[begin Data for this task]
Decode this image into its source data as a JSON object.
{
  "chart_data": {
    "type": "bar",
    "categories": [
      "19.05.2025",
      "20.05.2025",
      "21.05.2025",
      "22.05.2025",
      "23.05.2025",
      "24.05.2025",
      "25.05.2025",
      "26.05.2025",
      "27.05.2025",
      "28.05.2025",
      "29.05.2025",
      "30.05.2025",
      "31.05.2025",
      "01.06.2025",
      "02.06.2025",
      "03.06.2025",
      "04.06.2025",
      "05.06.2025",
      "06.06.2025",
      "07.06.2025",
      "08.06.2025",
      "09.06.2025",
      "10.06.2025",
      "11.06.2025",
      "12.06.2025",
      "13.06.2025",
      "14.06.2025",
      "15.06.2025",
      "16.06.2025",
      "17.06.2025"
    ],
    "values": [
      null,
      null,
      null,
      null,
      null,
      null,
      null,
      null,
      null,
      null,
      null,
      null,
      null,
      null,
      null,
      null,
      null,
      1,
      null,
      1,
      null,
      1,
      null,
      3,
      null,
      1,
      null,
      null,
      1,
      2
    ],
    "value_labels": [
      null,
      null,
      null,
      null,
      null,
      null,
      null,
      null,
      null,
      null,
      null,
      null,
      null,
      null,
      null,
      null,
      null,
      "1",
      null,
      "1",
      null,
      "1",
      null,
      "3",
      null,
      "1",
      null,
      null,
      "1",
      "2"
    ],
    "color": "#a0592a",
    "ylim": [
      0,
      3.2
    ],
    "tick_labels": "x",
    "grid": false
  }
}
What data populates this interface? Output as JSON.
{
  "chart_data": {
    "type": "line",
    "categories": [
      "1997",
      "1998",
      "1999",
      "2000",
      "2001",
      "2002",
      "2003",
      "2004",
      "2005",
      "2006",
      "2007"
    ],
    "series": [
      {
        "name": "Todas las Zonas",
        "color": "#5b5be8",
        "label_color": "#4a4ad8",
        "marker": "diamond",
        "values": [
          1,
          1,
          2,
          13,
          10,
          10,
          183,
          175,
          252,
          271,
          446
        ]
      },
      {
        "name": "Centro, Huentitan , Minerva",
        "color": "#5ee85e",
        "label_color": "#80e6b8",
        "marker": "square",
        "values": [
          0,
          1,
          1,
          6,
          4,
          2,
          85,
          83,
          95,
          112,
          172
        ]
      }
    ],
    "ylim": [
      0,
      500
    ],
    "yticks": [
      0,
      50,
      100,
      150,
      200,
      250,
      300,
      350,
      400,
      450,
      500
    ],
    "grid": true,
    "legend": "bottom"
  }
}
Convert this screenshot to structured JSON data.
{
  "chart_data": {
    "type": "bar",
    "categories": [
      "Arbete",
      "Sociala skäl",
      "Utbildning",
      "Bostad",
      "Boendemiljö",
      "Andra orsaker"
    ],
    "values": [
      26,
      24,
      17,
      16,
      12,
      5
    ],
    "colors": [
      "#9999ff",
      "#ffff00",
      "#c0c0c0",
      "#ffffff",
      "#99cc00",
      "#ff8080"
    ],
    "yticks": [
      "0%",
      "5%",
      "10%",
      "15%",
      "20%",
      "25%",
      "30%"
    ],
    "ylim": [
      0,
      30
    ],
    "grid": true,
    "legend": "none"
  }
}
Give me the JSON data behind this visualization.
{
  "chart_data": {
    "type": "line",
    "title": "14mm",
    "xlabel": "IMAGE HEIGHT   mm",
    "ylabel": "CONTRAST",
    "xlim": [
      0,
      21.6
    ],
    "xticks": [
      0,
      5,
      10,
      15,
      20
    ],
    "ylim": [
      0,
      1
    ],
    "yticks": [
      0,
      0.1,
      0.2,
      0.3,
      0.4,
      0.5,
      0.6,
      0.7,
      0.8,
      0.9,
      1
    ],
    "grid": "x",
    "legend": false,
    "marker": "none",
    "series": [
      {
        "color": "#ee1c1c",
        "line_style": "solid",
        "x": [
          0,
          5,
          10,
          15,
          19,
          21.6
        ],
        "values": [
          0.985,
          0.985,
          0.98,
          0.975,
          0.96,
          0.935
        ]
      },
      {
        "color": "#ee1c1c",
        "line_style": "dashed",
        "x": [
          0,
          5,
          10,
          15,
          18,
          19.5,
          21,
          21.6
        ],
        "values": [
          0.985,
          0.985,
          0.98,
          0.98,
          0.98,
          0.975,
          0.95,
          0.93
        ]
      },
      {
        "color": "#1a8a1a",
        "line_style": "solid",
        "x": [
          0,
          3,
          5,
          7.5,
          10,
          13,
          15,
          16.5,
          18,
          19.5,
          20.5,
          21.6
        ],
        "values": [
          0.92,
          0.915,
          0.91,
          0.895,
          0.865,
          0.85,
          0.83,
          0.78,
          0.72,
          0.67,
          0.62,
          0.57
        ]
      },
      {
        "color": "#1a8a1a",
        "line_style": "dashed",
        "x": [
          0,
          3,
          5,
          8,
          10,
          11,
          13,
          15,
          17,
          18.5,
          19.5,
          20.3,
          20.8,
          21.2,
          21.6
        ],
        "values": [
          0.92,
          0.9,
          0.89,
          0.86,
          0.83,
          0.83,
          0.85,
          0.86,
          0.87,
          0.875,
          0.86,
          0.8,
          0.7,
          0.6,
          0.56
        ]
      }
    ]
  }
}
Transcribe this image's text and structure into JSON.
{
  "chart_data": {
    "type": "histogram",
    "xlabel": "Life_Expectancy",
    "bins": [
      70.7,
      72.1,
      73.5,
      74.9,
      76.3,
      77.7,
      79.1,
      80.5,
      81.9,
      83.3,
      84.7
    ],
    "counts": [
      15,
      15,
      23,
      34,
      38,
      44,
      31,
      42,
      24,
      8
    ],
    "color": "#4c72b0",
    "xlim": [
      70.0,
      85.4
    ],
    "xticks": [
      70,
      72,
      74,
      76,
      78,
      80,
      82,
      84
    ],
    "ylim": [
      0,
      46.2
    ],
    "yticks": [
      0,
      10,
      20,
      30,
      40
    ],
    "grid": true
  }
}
[end Data for this task]
Task to carry out = Return the entries above exactly, each one complete.

Expected answer =
Decode this image into its source data as a JSON object.
{
  "chart_data": {
    "type": "bar",
    "categories": [
      "19.05.2025",
      "20.05.2025",
      "21.05.2025",
      "22.05.2025",
      "23.05.2025",
      "24.05.2025",
      "25.05.2025",
      "26.05.2025",
      "27.05.2025",
      "28.05.2025",
      "29.05.2025",
      "30.05.2025",
      "31.05.2025",
      "01.06.2025",
      "02.06.2025",
      "03.06.2025",
      "04.06.2025",
      "05.06.2025",
      "06.06.2025",
      "07.06.2025",
      "08.06.2025",
      "09.06.2025",
      "10.06.2025",
      "11.06.2025",
      "12.06.2025",
      "13.06.2025",
      "14.06.2025",
      "15.06.2025",
      "16.06.2025",
      "17.06.2025"
    ],
    "values": [
      null,
      null,
      null,
      null,
      null,
      null,
      null,
      null,
      null,
      null,
      null,
      null,
      null,
      null,
      null,
      null,
      null,
      1,
      null,
      1,
      null,
      1,
      null,
      3,
      null,
      1,
      null,
      null,
      1,
      2
    ],
    "value_labels": [
      null,
      null,
      null,
      null,
      null,
      null,
      null,
      null,
      null,
      null,
      null,
      null,
      null,
      null,
      null,
      null,
      null,
      "1",
      null,
      "1",
      null,
      "1",
      null,
      "3",
      null,
      "1",
      null,
      null,
      "1",
      "2"
    ],
    "color": "#a0592a",
    "ylim": [
      0,
      3.2
    ],
    "tick_labels": "x",
    "grid": false
  }
}
What data populates this interface? Output as JSON.
{
  "chart_data": {
    "type": "line",
    "categories": [
      "1997",
      "1998",
      "1999",
      "2000",
      "2001",
      "2002",
      "2003",
      "2004",
      "2005",
      "2006",
      "2007"
    ],
    "series": [
      {
        "name": "Todas las Zonas",
        "color": "#5b5be8",
        "label_color": "#4a4ad8",
        "marker": "diamond",
        "values": [
          1,
          1,
          2,
          13,
          10,
          10,
          183,
          175,
          252,
          271,
          446
        ]
      },
      {
        "name": "Centro, Huentitan , Minerva",
        "color": "#5ee85e",
        "label_color": "#80e6b8",
        "marker": "square",
        "values": [
          0,
          1,
          1,
          6,
          4,
          2,
          85,
          83,
          95,
          112,
          172
        ]
      }
    ],
    "ylim": [
      0,
      500
    ],
    "yticks": [
      0,
      50,
      100,
      150,
      200,
      250,
      300,
      350,
      400,
      450,
      500
    ],
    "grid": true,
    "legend": "bottom"
  }
}
Convert this screenshot to structured JSON data.
{
  "chart_data": {
    "type": "bar",
    "categories": [
      "Arbete",
      "Sociala skäl",
      "Utbildning",
      "Bostad",
      "Boendemiljö",
      "Andra orsaker"
    ],
    "values": [
      26,
      24,
      17,
      16,
      12,
      5
    ],
    "colors": [
      "#9999ff",
      "#ffff00",
      "#c0c0c0",
      "#ffffff",
      "#99cc00",
      "#ff8080"
    ],
    "yticks": [
      "0%",
      "5%",
      "10%",
      "15%",
      "20%",
      "25%",
      "30%"
    ],
    "ylim": [
      0,
      30
    ],
    "grid": true,
    "legend": "none"
  }
}
Give me the JSON data behind this visualization.
{
  "chart_data": {
    "type": "line",
    "title": "14mm",
    "xlabel": "IMAGE HEIGHT   mm",
    "ylabel": "CONTRAST",
    "xlim": [
      0,
      21.6
    ],
    "xticks": [
      0,
      5,
      10,
      15,
      20
    ],
    "ylim": [
      0,
      1
    ],
    "yticks": [
      0,
      0.1,
      0.2,
      0.3,
      0.4,
      0.5,
      0.6,
      0.7,
      0.8,
      0.9,
      1
    ],
    "grid": "x",
    "legend": false,
    "marker": "none",
    "series": [
      {
        "color": "#ee1c1c",
        "line_style": "solid",
        "x": [
          0,
          5,
          10,
          15,
          19,
          21.6
        ],
        "values": [
          0.985,
          0.985,
          0.98,
          0.975,
          0.96,
          0.935
        ]
      },
      {
        "color": "#ee1c1c",
        "line_style": "dashed",
        "x": [
          0,
          5,
          10,
          15,
          18,
          19.5,
          21,
          21.6
        ],
        "values": [
          0.985,
          0.985,
          0.98,
          0.98,
          0.98,
          0.975,
          0.95,
          0.93
        ]
      },
      {
        "color": "#1a8a1a",
        "line_style": "solid",
        "x": [
          0,
          3,
          5,
          7.5,
          10,
          13,
          15,
          16.5,
          18,
          19.5,
          20.5,
          21.6
        ],
        "values": [
          0.92,
          0.915,
          0.91,
          0.895,
          0.865,
          0.85,
          0.83,
          0.78,
          0.72,
          0.67,
          0.62,
          0.57
        ]
      },
      {
        "color": "#1a8a1a",
        "line_style": "dashed",
        "x": [
          0,
          3,
          5,
          8,
          10,
          11,
          13,
          15,
          17,
          18.5,
          19.5,
          20.3,
          20.8,
          21.2,
          21.6
        ],
        "values": [
          0.92,
          0.9,
          0.89,
          0.86,
          0.83,
          0.83,
          0.85,
          0.86,
          0.87,
          0.875,
          0.86,
          0.8,
          0.7,
          0.6,
          0.56
        ]
      }
    ]
  }
}
Transcribe this image's text and structure into JSON.
{
  "chart_data": {
    "type": "histogram",
    "xlabel": "Life_Expectancy",
    "bins": [
      70.7,
      72.1,
      73.5,
      74.9,
      76.3,
      77.7,
      79.1,
      80.5,
      81.9,
      83.3,
      84.7
    ],
    "counts": [
      15,
      15,
      23,
      34,
      38,
      44,
      31,
      42,
      24,
      8
    ],
    "color": "#4c72b0",
    "xlim": [
      70.0,
      85.4
    ],
    "xticks": [
      70,
      72,
      74,
      76,
      78,
      80,
      82,
      84
    ],
    "ylim": [
      0,
      46.2
    ],
    "yticks": [
      0,
      10,
      20,
      30,
      40
    ],
    "grid": true
  }
}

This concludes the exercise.